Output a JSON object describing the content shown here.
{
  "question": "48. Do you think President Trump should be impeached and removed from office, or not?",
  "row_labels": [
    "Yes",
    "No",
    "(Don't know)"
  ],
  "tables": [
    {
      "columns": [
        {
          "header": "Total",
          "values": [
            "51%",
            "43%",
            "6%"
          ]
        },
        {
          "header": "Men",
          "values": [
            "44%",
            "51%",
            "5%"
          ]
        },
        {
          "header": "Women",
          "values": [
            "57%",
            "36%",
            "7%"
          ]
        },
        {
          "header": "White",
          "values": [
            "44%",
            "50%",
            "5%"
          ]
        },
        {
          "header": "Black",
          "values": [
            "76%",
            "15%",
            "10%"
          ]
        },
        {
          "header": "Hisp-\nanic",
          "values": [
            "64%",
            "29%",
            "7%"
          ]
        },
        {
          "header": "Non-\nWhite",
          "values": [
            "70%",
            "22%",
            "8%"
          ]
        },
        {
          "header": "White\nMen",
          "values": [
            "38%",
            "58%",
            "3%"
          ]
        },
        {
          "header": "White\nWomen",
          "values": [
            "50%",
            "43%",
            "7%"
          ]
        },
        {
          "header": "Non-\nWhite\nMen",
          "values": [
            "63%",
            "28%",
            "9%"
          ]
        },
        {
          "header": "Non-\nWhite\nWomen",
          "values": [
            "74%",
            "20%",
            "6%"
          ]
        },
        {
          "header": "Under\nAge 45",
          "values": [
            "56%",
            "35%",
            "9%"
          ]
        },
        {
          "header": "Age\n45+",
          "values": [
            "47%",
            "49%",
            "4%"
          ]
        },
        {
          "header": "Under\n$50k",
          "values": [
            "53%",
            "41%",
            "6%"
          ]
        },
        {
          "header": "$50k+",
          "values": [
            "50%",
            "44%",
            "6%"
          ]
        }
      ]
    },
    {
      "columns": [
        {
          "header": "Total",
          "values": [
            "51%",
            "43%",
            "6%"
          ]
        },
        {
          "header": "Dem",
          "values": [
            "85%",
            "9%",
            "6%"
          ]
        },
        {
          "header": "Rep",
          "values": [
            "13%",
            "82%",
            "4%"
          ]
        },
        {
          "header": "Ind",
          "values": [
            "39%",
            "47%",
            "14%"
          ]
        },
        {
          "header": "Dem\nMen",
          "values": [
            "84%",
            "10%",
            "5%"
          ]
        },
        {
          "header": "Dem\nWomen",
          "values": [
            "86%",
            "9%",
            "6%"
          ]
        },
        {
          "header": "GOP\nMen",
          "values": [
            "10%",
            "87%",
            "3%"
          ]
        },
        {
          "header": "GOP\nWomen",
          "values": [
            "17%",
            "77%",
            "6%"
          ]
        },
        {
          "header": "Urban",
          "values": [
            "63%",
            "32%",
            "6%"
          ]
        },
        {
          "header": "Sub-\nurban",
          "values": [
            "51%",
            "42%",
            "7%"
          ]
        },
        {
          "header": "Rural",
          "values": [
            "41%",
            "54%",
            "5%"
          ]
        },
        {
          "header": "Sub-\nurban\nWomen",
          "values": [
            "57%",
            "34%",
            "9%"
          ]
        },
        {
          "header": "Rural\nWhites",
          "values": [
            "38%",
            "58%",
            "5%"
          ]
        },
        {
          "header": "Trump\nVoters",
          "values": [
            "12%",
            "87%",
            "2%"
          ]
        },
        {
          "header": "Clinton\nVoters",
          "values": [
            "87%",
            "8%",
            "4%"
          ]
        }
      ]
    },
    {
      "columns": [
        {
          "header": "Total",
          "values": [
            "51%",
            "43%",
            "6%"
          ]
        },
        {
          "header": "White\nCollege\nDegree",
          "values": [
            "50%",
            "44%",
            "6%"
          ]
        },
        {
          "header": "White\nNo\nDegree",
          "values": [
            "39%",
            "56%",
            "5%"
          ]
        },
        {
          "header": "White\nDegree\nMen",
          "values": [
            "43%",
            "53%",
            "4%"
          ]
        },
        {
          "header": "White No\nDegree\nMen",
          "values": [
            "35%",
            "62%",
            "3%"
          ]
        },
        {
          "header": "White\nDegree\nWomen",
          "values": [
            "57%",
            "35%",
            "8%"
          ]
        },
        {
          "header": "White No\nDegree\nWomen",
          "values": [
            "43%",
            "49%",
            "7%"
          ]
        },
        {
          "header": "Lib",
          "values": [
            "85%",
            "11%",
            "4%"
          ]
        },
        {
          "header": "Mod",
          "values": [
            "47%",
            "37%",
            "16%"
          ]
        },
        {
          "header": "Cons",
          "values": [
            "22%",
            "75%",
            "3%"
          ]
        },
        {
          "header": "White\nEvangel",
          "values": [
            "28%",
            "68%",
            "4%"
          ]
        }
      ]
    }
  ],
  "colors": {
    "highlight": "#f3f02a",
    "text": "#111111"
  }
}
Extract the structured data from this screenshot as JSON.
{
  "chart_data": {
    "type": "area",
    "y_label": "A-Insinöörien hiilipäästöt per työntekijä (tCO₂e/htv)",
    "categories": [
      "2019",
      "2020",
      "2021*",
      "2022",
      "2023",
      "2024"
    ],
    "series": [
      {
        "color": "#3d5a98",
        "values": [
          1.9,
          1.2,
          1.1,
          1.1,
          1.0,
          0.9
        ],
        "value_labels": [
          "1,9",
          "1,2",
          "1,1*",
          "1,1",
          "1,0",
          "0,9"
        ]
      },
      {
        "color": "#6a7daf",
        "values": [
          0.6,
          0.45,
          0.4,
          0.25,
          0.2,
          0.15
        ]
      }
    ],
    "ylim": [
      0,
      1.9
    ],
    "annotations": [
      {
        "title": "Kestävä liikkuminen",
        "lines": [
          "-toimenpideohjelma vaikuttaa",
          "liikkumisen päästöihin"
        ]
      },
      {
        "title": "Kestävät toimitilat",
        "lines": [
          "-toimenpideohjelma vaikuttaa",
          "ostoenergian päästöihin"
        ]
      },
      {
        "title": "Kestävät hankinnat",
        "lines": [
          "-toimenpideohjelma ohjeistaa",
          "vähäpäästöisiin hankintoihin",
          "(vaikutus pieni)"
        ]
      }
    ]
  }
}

------------

** What you need to do **
Once more, set down the full listing, verbatim.

** Complete answer **
Output a JSON object describing the content shown here.
{
  "question": "48. Do you think President Trump should be impeached and removed from office, or not?",
  "row_labels": [
    "Yes",
    "No",
    "(Don't know)"
  ],
  "tables": [
    {
      "columns": [
        {
          "header": "Total",
          "values": [
            "51%",
            "43%",
            "6%"
          ]
        },
        {
          "header": "Men",
          "values": [
            "44%",
            "51%",
            "5%"
          ]
        },
        {
          "header": "Women",
          "values": [
            "57%",
            "36%",
            "7%"
          ]
        },
        {
          "header": "White",
          "values": [
            "44%",
            "50%",
            "5%"
          ]
        },
        {
          "header": "Black",
          "values": [
            "76%",
            "15%",
            "10%"
          ]
        },
        {
          "header": "Hisp-\nanic",
          "values": [
            "64%",
            "29%",
            "7%"
          ]
        },
        {
          "header": "Non-\nWhite",
          "values": [
            "70%",
            "22%",
            "8%"
          ]
        },
        {
          "header": "White\nMen",
          "values": [
            "38%",
            "58%",
            "3%"
          ]
        },
        {
          "header": "White\nWomen",
          "values": [
            "50%",
            "43%",
            "7%"
          ]
        },
        {
          "header": "Non-\nWhite\nMen",
          "values": [
            "63%",
            "28%",
            "9%"
          ]
        },
        {
          "header": "Non-\nWhite\nWomen",
          "values": [
            "74%",
            "20%",
            "6%"
          ]
        },
        {
          "header": "Under\nAge 45",
          "values": [
            "56%",
            "35%",
            "9%"
          ]
        },
        {
          "header": "Age\n45+",
          "values": [
            "47%",
            "49%",
            "4%"
          ]
        },
        {
          "header": "Under\n$50k",
          "values": [
            "53%",
            "41%",
            "6%"
          ]
        },
        {
          "header": "$50k+",
          "values": [
            "50%",
            "44%",
            "6%"
          ]
        }
      ]
    },
    {
      "columns": [
        {
          "header": "Total",
          "values": [
            "51%",
            "43%",
            "6%"
          ]
        },
        {
          "header": "Dem",
          "values": [
            "85%",
            "9%",
            "6%"
          ]
        },
        {
          "header": "Rep",
          "values": [
            "13%",
            "82%",
            "4%"
          ]
        },
        {
          "header": "Ind",
          "values": [
            "39%",
            "47%",
            "14%"
          ]
        },
        {
          "header": "Dem\nMen",
          "values": [
            "84%",
            "10%",
            "5%"
          ]
        },
        {
          "header": "Dem\nWomen",
          "values": [
            "86%",
            "9%",
            "6%"
          ]
        },
        {
          "header": "GOP\nMen",
          "values": [
            "10%",
            "87%",
            "3%"
          ]
        },
        {
          "header": "GOP\nWomen",
          "values": [
            "17%",
            "77%",
            "6%"
          ]
        },
        {
          "header": "Urban",
          "values": [
            "63%",
            "32%",
            "6%"
          ]
        },
        {
          "header": "Sub-\nurban",
          "values": [
            "51%",
            "42%",
            "7%"
          ]
        },
        {
          "header": "Rural",
          "values": [
            "41%",
            "54%",
            "5%"
          ]
        },
        {
          "header": "Sub-\nurban\nWomen",
          "values": [
            "57%",
            "34%",
            "9%"
          ]
        },
        {
          "header": "Rural\nWhites",
          "values": [
            "38%",
            "58%",
            "5%"
          ]
        },
        {
          "header": "Trump\nVoters",
          "values": [
            "12%",
            "87%",
            "2%"
          ]
        },
        {
          "header": "Clinton\nVoters",
          "values": [
            "87%",
            "8%",
            "4%"
          ]
        }
      ]
    },
    {
      "columns": [
        {
          "header": "Total",
          "values": [
            "51%",
            "43%",
            "6%"
          ]
        },
        {
          "header": "White\nCollege\nDegree",
          "values": [
            "50%",
            "44%",
            "6%"
          ]
        },
        {
          "header": "White\nNo\nDegree",
          "values": [
            "39%",
            "56%",
            "5%"
          ]
        },
        {
          "header": "White\nDegree\nMen",
          "values": [
            "43%",
            "53%",
            "4%"
          ]
        },
        {
          "header": "White No\nDegree\nMen",
          "values": [
            "35%",
            "62%",
            "3%"
          ]
        },
        {
          "header": "White\nDegree\nWomen",
          "values": [
            "57%",
            "35%",
            "8%"
          ]
        },
        {
          "header": "White No\nDegree\nWomen",
          "values": [
            "43%",
            "49%",
            "7%"
          ]
        },
        {
          "header": "Lib",
          "values": [
            "85%",
            "11%",
            "4%"
          ]
        },
        {
          "header": "Mod",
          "values": [
            "47%",
            "37%",
            "16%"
          ]
        },
        {
          "header": "Cons",
          "values": [
            "22%",
            "75%",
            "3%"
          ]
        },
        {
          "header": "White\nEvangel",
          "values": [
            "28%",
            "68%",
            "4%"
          ]
        }
      ]
    }
  ],
  "colors": {
    "highlight": "#f3f02a",
    "text": "#111111"
  }
}
Extract the structured data from this screenshot as JSON.
{
  "chart_data": {
    "type": "area",
    "y_label": "A-Insinöörien hiilipäästöt per työntekijä (tCO₂e/htv)",
    "categories": [
      "2019",
      "2020",
      "2021*",
      "2022",
      "2023",
      "2024"
    ],
    "series": [
      {
        "color": "#3d5a98",
        "values": [
          1.9,
          1.2,
          1.1,
          1.1,
          1.0,
          0.9
        ],
        "value_labels": [
          "1,9",
          "1,2",
          "1,1*",
          "1,1",
          "1,0",
          "0,9"
        ]
      },
      {
        "color": "#6a7daf",
        "values": [
          0.6,
          0.45,
          0.4,
          0.25,
          0.2,
          0.15
        ]
      }
    ],
    "ylim": [
      0,
      1.9
    ],
    "annotations": [
      {
        "title": "Kestävä liikkuminen",
        "lines": [
          "-toimenpideohjelma vaikuttaa",
          "liikkumisen päästöihin"
        ]
      },
      {
        "title": "Kestävät toimitilat",
        "lines": [
          "-toimenpideohjelma vaikuttaa",
          "ostoenergian päästöihin"
        ]
      },
      {
        "title": "Kestävät hankinnat",
        "lines": [
          "-toimenpideohjelma ohjeistaa",
          "vähäpäästöisiin hankintoihin",
          "(vaikutus pieni)"
        ]
      }
    ]
  }
}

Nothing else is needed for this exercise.